*Assigned task*.
Please retype all of the following entries exactly.

** Opening Data shown block **

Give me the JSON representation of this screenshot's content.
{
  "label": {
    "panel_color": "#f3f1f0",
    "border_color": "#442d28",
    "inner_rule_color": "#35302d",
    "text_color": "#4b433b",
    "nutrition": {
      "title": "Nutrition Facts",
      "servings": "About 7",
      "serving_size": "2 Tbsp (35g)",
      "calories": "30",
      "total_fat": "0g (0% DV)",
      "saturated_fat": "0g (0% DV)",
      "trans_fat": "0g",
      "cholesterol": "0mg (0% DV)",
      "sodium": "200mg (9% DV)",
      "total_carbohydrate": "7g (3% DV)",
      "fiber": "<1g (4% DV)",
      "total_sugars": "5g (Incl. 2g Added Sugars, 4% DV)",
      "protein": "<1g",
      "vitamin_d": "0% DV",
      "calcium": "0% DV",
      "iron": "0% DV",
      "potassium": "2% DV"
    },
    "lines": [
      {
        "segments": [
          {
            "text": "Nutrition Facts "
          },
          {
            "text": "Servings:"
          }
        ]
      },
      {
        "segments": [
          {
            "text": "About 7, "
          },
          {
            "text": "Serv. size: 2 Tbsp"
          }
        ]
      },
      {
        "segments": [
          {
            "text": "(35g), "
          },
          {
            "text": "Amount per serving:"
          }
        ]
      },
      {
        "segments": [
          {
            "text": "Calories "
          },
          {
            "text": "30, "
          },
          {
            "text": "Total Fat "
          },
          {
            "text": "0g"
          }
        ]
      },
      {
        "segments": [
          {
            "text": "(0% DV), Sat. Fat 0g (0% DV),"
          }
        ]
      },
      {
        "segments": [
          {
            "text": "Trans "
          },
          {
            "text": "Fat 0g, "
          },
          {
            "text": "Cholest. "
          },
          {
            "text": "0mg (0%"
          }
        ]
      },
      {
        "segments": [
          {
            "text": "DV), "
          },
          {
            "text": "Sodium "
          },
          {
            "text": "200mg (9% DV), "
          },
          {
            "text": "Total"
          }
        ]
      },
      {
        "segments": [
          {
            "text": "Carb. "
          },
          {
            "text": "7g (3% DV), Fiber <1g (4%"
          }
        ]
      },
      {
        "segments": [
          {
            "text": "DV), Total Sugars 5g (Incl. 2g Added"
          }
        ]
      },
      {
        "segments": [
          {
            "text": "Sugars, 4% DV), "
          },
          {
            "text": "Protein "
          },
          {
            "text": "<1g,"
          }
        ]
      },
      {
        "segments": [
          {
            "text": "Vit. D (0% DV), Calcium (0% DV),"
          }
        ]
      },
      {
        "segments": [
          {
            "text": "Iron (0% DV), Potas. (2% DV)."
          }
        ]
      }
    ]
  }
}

** Closing Data shown block **

*Exercise response*.
Give me the JSON representation of this screenshot's content.
{
  "label": {
    "panel_color": "#f3f1f0",
    "border_color": "#442d28",
    "inner_rule_color": "#35302d",
    "text_color": "#4b433b",
    "nutrition": {
      "title": "Nutrition Facts",
      "servings": "About 7",
      "serving_size": "2 Tbsp (35g)",
      "calories": "30",
      "total_fat": "0g (0% DV)",
      "saturated_fat": "0g (0% DV)",
      "trans_fat": "0g",
      "cholesterol": "0mg (0% DV)",
      "sodium": "200mg (9% DV)",
      "total_carbohydrate": "7g (3% DV)",
      "fiber": "<1g (4% DV)",
      "total_sugars": "5g (Incl. 2g Added Sugars, 4% DV)",
      "protein": "<1g",
      "vitamin_d": "0% DV",
      "calcium": "0% DV",
      "iron": "0% DV",
      "potassium": "2% DV"
    },
    "lines": [
      {
        "segments": [
          {
            "text": "Nutrition Facts "
          },
          {
            "text": "Servings:"
          }
        ]
      },
      {
        "segments": [
          {
            "text": "About 7, "
          },
          {
            "text": "Serv. size: 2 Tbsp"
          }
        ]
      },
      {
        "segments": [
          {
            "text": "(35g), "
          },
          {
            "text": "Amount per serving:"
          }
        ]
      },
      {
        "segments": [
          {
            "text": "Calories "
          },
          {
            "text": "30, "
          },
          {
            "text": "Total Fat "
          },
          {
            "text": "0g"
          }
        ]
      },
      {
        "segments": [
          {
            "text": "(0% DV), Sat. Fat 0g (0% DV),"
          }
        ]
      },
      {
        "segments": [
          {
            "text": "Trans "
          },
          {
            "text": "Fat 0g, "
          },
          {
            "text": "Cholest. "
          },
          {
            "text": "0mg (0%"
          }
        ]
      },
      {
        "segments": [
          {
            "text": "DV), "
          },
          {
            "text": "Sodium "
          },
          {
            "text": "200mg (9% DV), "
          },
          {
            "text": "Total"
          }
        ]
      },
      {
        "segments": [
          {
            "text": "Carb. "
          },
          {
            "text": "7g (3% DV), Fiber <1g (4%"
          }
        ]
      },
      {
        "segments": [
          {
            "text": "DV), Total Sugars 5g (Incl. 2g Added"
          }
        ]
      },
      {
        "segments": [
          {
            "text": "Sugars, 4% DV), "
          },
          {
            "text": "Protein "
          },
          {
            "text": "<1g,"
          }
        ]
      },
      {
        "segments": [
          {
            "text": "Vit. D (0% DV), Calcium (0% DV),"
          }
        ]
      },
      {
        "segments": [
          {
            "text": "Iron (0% DV), Potas. (2% DV)."
          }
        ]
      }
    ]
  }
}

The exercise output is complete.